* _Task objective_
Turn every line of the material below into a numbered list, one item per line, and leave out any blank lines.

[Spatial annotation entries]
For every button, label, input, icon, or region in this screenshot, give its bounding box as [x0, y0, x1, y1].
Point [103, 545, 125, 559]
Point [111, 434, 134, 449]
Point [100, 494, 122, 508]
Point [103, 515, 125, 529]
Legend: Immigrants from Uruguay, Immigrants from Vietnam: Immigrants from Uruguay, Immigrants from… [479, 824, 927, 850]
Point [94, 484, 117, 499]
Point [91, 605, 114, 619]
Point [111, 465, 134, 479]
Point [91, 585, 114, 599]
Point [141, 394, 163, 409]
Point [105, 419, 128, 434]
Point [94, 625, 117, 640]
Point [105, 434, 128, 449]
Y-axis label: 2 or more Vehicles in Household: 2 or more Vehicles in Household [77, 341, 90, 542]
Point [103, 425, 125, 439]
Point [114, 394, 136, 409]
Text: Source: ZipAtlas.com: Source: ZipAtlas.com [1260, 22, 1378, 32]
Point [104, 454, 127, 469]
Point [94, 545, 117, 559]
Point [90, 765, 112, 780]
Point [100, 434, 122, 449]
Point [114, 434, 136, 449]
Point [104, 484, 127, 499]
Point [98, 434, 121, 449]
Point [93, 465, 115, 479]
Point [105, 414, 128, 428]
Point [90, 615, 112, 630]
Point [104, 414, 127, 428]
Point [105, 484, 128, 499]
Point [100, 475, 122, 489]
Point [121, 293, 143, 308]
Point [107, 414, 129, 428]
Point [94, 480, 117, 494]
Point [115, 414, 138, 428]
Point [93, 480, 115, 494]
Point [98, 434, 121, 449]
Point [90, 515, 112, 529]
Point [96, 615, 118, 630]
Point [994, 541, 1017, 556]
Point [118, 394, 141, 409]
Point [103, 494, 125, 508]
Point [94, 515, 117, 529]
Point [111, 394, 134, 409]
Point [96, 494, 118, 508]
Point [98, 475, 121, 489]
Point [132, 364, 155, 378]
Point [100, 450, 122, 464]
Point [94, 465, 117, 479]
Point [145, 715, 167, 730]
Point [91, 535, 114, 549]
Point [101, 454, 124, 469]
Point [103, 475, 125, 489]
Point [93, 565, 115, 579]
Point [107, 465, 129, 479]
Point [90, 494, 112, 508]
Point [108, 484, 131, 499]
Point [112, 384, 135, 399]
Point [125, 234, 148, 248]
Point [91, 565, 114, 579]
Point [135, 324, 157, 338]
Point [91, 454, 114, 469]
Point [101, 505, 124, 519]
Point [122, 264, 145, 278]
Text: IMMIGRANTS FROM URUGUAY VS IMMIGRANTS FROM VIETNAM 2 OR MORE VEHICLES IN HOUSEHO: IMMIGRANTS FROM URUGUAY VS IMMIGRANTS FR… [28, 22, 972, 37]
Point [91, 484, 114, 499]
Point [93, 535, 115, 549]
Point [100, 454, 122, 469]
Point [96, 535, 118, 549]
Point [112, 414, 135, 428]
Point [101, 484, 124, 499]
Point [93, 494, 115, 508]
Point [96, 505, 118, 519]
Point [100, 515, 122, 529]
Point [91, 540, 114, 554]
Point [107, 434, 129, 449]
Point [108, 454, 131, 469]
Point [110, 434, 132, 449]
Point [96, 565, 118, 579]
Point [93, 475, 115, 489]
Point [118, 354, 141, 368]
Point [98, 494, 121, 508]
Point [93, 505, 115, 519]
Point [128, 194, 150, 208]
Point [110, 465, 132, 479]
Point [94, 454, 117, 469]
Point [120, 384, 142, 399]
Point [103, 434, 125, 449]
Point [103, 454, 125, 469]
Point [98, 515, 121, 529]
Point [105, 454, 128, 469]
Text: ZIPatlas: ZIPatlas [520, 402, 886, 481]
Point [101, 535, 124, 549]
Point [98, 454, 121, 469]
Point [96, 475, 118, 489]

* _Completed task_
1. For every button, label, input, icon, or region in this screenshot, give its bounding box as [x0, y0, x1, y1].
2. Point [103, 545, 125, 559]
3. Point [111, 434, 134, 449]
4. Point [100, 494, 122, 508]
5. Point [103, 515, 125, 529]
6. Legend: Immigrants from Uruguay, Immigrants from Vietnam: Immigrants from Uruguay, Immigrants from… [479, 824, 927, 850]
7. Point [94, 484, 117, 499]
8. Point [91, 605, 114, 619]
9. Point [111, 465, 134, 479]
10. Point [91, 585, 114, 599]
11. Point [141, 394, 163, 409]
12. Point [105, 419, 128, 434]
13. Point [94, 625, 117, 640]
14. Point [105, 434, 128, 449]
15. Y-axis label: 2 or more Vehicles in Household: 2 or more Vehicles in Household [77, 341, 90, 542]
16. Point [103, 425, 125, 439]
17. Point [114, 394, 136, 409]
18. Text: Source: ZipAtlas.com: Source: ZipAtlas.com [1260, 22, 1378, 32]
19. Point [104, 454, 127, 469]
20. Point [94, 545, 117, 559]
21. Point [90, 765, 112, 780]
22. Point [100, 434, 122, 449]
23. Point [114, 434, 136, 449]
24. Point [104, 484, 127, 499]
25. Point [98, 434, 121, 449]
26. Point [93, 465, 115, 479]
27. Point [105, 414, 128, 428]
28. Point [90, 615, 112, 630]
29. Point [104, 414, 127, 428]
30. Point [105, 484, 128, 499]
31. Point [100, 475, 122, 489]
32. Point [121, 293, 143, 308]
33. Point [107, 414, 129, 428]
34. Point [94, 480, 117, 494]
35. Point [115, 414, 138, 428]
36. Point [93, 480, 115, 494]
37. Point [98, 434, 121, 449]
38. Point [90, 515, 112, 529]
39. Point [96, 615, 118, 630]
40. Point [994, 541, 1017, 556]
41. Point [118, 394, 141, 409]
42. Point [103, 494, 125, 508]
43. Point [94, 515, 117, 529]
44. Point [111, 394, 134, 409]
45. Point [96, 494, 118, 508]
46. Point [98, 475, 121, 489]
47. Point [132, 364, 155, 378]
48. Point [100, 450, 122, 464]
49. Point [94, 465, 117, 479]
50. Point [145, 715, 167, 730]
51. Point [91, 535, 114, 549]
52. Point [101, 454, 124, 469]
53. Point [103, 475, 125, 489]
54. Point [93, 565, 115, 579]
55. Point [107, 465, 129, 479]
56. Point [90, 494, 112, 508]
57. Point [108, 484, 131, 499]
58. Point [112, 384, 135, 399]
59. Point [125, 234, 148, 248]
60. Point [91, 565, 114, 579]
61. Point [135, 324, 157, 338]
62. Point [91, 454, 114, 469]
63. Point [101, 505, 124, 519]
64. Point [122, 264, 145, 278]
65. Text: IMMIGRANTS FROM URUGUAY VS IMMIGRANTS FROM VIETNAM 2 OR MORE VEHICLES IN HOUSEHO: IMMIGRANTS FROM URUGUAY VS IMMIGRANTS FR… [28, 22, 972, 37]
66. Point [91, 484, 114, 499]
67. Point [93, 535, 115, 549]
68. Point [100, 454, 122, 469]
69. Point [96, 535, 118, 549]
70. Point [112, 414, 135, 428]
71. Point [101, 484, 124, 499]
72. Point [93, 494, 115, 508]
73. Point [96, 505, 118, 519]
74. Point [100, 515, 122, 529]
75. Point [91, 540, 114, 554]
76. Point [107, 434, 129, 449]
77. Point [108, 454, 131, 469]
78. Point [110, 434, 132, 449]
79. Point [96, 565, 118, 579]
80. Point [93, 475, 115, 489]
81. Point [118, 354, 141, 368]
82. Point [98, 494, 121, 508]
83. Point [93, 505, 115, 519]
84. Point [128, 194, 150, 208]
85. Point [110, 465, 132, 479]
86. Point [94, 454, 117, 469]
87. Point [120, 384, 142, 399]
88. Point [103, 434, 125, 449]
89. Point [103, 454, 125, 469]
90. Point [98, 515, 121, 529]
91. Point [105, 454, 128, 469]
92. Text: ZIPatlas: ZIPatlas [520, 402, 886, 481]
93. Point [101, 535, 124, 549]
94. Point [98, 454, 121, 469]
95. Point [96, 475, 118, 489]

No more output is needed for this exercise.